Stated task:
Please return the full listing below without altering anything.
________
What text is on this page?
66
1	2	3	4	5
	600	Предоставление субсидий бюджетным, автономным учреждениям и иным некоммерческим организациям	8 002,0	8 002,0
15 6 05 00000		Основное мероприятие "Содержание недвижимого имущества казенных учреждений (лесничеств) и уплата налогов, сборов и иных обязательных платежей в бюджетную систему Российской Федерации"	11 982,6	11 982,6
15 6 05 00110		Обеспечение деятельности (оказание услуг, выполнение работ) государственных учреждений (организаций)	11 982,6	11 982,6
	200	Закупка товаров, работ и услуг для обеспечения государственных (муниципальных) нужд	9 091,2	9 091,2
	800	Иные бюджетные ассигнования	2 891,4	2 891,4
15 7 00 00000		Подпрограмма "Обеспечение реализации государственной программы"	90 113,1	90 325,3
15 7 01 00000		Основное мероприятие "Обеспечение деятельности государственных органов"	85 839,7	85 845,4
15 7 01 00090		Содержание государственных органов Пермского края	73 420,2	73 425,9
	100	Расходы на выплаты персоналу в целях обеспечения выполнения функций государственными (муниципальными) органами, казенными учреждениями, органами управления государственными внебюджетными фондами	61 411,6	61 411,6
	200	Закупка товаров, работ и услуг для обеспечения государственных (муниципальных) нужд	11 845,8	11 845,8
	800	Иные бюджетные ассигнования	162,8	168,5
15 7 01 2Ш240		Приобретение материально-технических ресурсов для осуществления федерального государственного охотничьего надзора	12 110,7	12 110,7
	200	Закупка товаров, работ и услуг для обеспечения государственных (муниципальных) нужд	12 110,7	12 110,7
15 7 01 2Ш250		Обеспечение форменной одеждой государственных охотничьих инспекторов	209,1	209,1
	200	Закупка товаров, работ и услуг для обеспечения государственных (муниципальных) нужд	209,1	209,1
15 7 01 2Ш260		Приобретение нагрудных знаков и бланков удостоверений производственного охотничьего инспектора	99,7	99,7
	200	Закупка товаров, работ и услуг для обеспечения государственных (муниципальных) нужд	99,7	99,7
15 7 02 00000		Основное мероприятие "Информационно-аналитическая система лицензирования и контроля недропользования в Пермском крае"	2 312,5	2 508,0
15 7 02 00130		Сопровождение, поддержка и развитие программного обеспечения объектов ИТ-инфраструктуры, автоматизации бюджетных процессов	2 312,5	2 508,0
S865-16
________
Correct response:
What text is on this page?
66
1	2	3	4	5
	600	Предоставление субсидий бюджетным, автономным учреждениям и иным некоммерческим организациям	8 002,0	8 002,0
15 6 05 00000		Основное мероприятие "Содержание недвижимого имущества казенных учреждений (лесничеств) и уплата налогов, сборов и иных обязательных платежей в бюджетную систему Российской Федерации"	11 982,6	11 982,6
15 6 05 00110		Обеспечение деятельности (оказание услуг, выполнение работ) государственных учреждений (организаций)	11 982,6	11 982,6
	200	Закупка товаров, работ и услуг для обеспечения государственных (муниципальных) нужд	9 091,2	9 091,2
	800	Иные бюджетные ассигнования	2 891,4	2 891,4
15 7 00 00000		Подпрограмма "Обеспечение реализации государственной программы"	90 113,1	90 325,3
15 7 01 00000		Основное мероприятие "Обеспечение деятельности государственных органов"	85 839,7	85 845,4
15 7 01 00090		Содержание государственных органов Пермского края	73 420,2	73 425,9
	100	Расходы на выплаты персоналу в целях обеспечения выполнения функций государственными (муниципальными) органами, казенными учреждениями, органами управления государственными внебюджетными фондами	61 411,6	61 411,6
	200	Закупка товаров, работ и услуг для обеспечения государственных (муниципальных) нужд	11 845,8	11 845,8
	800	Иные бюджетные ассигнования	162,8	168,5
15 7 01 2Ш240		Приобретение материально-технических ресурсов для осуществления федерального государственного охотничьего надзора	12 110,7	12 110,7
	200	Закупка товаров, работ и услуг для обеспечения государственных (муниципальных) нужд	12 110,7	12 110,7
15 7 01 2Ш250		Обеспечение форменной одеждой государственных охотничьих инспекторов	209,1	209,1
	200	Закупка товаров, работ и услуг для обеспечения государственных (муниципальных) нужд	209,1	209,1
15 7 01 2Ш260		Приобретение нагрудных знаков и бланков удостоверений производственного охотничьего инспектора	99,7	99,7
	200	Закупка товаров, работ и услуг для обеспечения государственных (муниципальных) нужд	99,7	99,7
15 7 02 00000		Основное мероприятие "Информационно-аналитическая система лицензирования и контроля недропользования в Пермском крае"	2 312,5	2 508,0
15 7 02 00130		Сопровождение, поддержка и развитие программного обеспечения объектов ИТ-инфраструктуры, автоматизации бюджетных процессов	2 312,5	2 508,0
S865-16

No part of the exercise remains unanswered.